**Figure record extracts**
╔══
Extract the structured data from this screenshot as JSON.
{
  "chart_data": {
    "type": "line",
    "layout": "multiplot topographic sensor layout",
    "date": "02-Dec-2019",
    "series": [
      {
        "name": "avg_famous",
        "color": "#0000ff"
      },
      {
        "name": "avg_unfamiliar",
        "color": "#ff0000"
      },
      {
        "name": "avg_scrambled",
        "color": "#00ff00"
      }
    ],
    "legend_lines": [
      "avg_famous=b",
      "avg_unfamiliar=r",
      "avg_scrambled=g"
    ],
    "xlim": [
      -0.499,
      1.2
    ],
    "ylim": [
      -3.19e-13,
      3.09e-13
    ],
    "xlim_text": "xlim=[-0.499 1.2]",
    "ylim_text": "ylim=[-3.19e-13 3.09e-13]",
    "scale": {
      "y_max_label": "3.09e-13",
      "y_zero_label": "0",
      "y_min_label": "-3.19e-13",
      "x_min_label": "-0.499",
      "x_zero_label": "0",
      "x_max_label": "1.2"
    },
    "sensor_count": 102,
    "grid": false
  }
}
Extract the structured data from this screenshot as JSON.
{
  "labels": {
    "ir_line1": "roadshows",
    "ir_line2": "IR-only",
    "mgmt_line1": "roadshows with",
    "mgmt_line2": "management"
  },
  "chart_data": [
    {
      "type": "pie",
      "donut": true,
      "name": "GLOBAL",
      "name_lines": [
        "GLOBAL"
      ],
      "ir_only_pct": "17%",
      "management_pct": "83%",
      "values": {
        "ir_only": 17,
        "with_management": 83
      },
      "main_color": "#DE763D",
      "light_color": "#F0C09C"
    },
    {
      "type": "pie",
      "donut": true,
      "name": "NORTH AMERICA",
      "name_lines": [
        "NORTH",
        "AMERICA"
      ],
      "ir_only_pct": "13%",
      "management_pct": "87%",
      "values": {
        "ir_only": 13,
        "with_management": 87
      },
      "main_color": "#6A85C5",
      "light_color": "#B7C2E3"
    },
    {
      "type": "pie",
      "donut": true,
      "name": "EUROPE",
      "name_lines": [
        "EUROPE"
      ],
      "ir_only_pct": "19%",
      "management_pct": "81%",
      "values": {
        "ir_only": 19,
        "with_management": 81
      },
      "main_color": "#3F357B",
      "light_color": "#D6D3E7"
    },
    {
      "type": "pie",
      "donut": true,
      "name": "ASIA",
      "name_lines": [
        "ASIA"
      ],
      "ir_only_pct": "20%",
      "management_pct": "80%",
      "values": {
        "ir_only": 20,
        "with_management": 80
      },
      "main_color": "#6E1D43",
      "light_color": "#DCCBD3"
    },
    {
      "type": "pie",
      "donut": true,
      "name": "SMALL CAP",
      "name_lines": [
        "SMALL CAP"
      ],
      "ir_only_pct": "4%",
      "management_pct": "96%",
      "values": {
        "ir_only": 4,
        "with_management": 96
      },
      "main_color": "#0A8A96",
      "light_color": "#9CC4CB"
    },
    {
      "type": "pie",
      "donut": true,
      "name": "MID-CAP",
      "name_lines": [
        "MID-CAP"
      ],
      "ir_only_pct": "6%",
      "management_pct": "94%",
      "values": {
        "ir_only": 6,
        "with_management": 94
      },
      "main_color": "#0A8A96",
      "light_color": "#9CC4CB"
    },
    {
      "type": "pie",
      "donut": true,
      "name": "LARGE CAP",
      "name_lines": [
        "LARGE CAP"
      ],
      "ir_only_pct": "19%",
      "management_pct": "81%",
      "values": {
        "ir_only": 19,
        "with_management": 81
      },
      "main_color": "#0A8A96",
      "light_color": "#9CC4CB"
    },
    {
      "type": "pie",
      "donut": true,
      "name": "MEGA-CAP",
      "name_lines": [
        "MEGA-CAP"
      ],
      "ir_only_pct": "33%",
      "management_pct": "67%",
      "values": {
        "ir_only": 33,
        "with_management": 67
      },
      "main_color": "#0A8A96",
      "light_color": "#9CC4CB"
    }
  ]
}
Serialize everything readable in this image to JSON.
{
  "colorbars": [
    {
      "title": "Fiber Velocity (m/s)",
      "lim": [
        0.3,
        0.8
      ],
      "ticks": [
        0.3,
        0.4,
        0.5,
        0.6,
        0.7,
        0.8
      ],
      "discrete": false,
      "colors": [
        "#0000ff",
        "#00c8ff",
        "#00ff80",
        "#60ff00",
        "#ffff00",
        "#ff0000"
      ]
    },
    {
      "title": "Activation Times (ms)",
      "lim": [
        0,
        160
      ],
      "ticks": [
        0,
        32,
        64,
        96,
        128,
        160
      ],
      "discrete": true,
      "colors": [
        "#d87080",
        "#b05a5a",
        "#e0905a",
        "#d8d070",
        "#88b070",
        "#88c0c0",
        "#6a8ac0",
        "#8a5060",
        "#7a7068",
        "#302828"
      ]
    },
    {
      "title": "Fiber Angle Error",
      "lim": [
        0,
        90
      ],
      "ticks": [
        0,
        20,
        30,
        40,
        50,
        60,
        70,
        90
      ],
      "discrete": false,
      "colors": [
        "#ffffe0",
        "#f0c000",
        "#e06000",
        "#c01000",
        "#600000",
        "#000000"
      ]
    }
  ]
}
╚══
Copy all the lines, exactly.

Extract the structured data from this screenshot as JSON.
{
  "chart_data": {
    "type": "line",
    "layout": "multiplot topographic sensor layout",
    "date": "02-Dec-2019",
    "series": [
      {
        "name": "avg_famous",
        "color": "#0000ff"
      },
      {
        "name": "avg_unfamiliar",
        "color": "#ff0000"
      },
      {
        "name": "avg_scrambled",
        "color": "#00ff00"
      }
    ],
    "legend_lines": [
      "avg_famous=b",
      "avg_unfamiliar=r",
      "avg_scrambled=g"
    ],
    "xlim": [
      -0.499,
      1.2
    ],
    "ylim": [
      -3.19e-13,
      3.09e-13
    ],
    "xlim_text": "xlim=[-0.499 1.2]",
    "ylim_text": "ylim=[-3.19e-13 3.09e-13]",
    "scale": {
      "y_max_label": "3.09e-13",
      "y_zero_label": "0",
      "y_min_label": "-3.19e-13",
      "x_min_label": "-0.499",
      "x_zero_label": "0",
      "x_max_label": "1.2"
    },
    "sensor_count": 102,
    "grid": false
  }
}
Extract the structured data from this screenshot as JSON.
{
  "labels": {
    "ir_line1": "roadshows",
    "ir_line2": "IR-only",
    "mgmt_line1": "roadshows with",
    "mgmt_line2": "management"
  },
  "chart_data": [
    {
      "type": "pie",
      "donut": true,
      "name": "GLOBAL",
      "name_lines": [
        "GLOBAL"
      ],
      "ir_only_pct": "17%",
      "management_pct": "83%",
      "values": {
        "ir_only": 17,
        "with_management": 83
      },
      "main_color": "#DE763D",
      "light_color": "#F0C09C"
    },
    {
      "type": "pie",
      "donut": true,
      "name": "NORTH AMERICA",
      "name_lines": [
        "NORTH",
        "AMERICA"
      ],
      "ir_only_pct": "13%",
      "management_pct": "87%",
      "values": {
        "ir_only": 13,
        "with_management": 87
      },
      "main_color": "#6A85C5",
      "light_color": "#B7C2E3"
    },
    {
      "type": "pie",
      "donut": true,
      "name": "EUROPE",
      "name_lines": [
        "EUROPE"
      ],
      "ir_only_pct": "19%",
      "management_pct": "81%",
      "values": {
        "ir_only": 19,
        "with_management": 81
      },
      "main_color": "#3F357B",
      "light_color": "#D6D3E7"
    },
    {
      "type": "pie",
      "donut": true,
      "name": "ASIA",
      "name_lines": [
        "ASIA"
      ],
      "ir_only_pct": "20%",
      "management_pct": "80%",
      "values": {
        "ir_only": 20,
        "with_management": 80
      },
      "main_color": "#6E1D43",
      "light_color": "#DCCBD3"
    },
    {
      "type": "pie",
      "donut": true,
      "name": "SMALL CAP",
      "name_lines": [
        "SMALL CAP"
      ],
      "ir_only_pct": "4%",
      "management_pct": "96%",
      "values": {
        "ir_only": 4,
        "with_management": 96
      },
      "main_color": "#0A8A96",
      "light_color": "#9CC4CB"
    },
    {
      "type": "pie",
      "donut": true,
      "name": "MID-CAP",
      "name_lines": [
        "MID-CAP"
      ],
      "ir_only_pct": "6%",
      "management_pct": "94%",
      "values": {
        "ir_only": 6,
        "with_management": 94
      },
      "main_color": "#0A8A96",
      "light_color": "#9CC4CB"
    },
    {
      "type": "pie",
      "donut": true,
      "name": "LARGE CAP",
      "name_lines": [
        "LARGE CAP"
      ],
      "ir_only_pct": "19%",
      "management_pct": "81%",
      "values": {
        "ir_only": 19,
        "with_management": 81
      },
      "main_color": "#0A8A96",
      "light_color": "#9CC4CB"
    },
    {
      "type": "pie",
      "donut": true,
      "name": "MEGA-CAP",
      "name_lines": [
        "MEGA-CAP"
      ],
      "ir_only_pct": "33%",
      "management_pct": "67%",
      "values": {
        "ir_only": 33,
        "with_management": 67
      },
      "main_color": "#0A8A96",
      "light_color": "#9CC4CB"
    }
  ]
}
Serialize everything readable in this image to JSON.
{
  "colorbars": [
    {
      "title": "Fiber Velocity (m/s)",
      "lim": [
        0.3,
        0.8
      ],
      "ticks": [
        0.3,
        0.4,
        0.5,
        0.6,
        0.7,
        0.8
      ],
      "discrete": false,
      "colors": [
        "#0000ff",
        "#00c8ff",
        "#00ff80",
        "#60ff00",
        "#ffff00",
        "#ff0000"
      ]
    },
    {
      "title": "Activation Times (ms)",
      "lim": [
        0,
        160
      ],
      "ticks": [
        0,
        32,
        64,
        96,
        128,
        160
      ],
      "discrete": true,
      "colors": [
        "#d87080",
        "#b05a5a",
        "#e0905a",
        "#d8d070",
        "#88b070",
        "#88c0c0",
        "#6a8ac0",
        "#8a5060",
        "#7a7068",
        "#302828"
      ]
    },
    {
      "title": "Fiber Angle Error",
      "lim": [
        0,
        90
      ],
      "ticks": [
        0,
        20,
        30,
        40,
        50,
        60,
        70,
        90
      ],
      "discrete": false,
      "colors": [
        "#ffffe0",
        "#f0c000",
        "#e06000",
        "#c01000",
        "#600000",
        "#000000"
      ]
    }
  ]
}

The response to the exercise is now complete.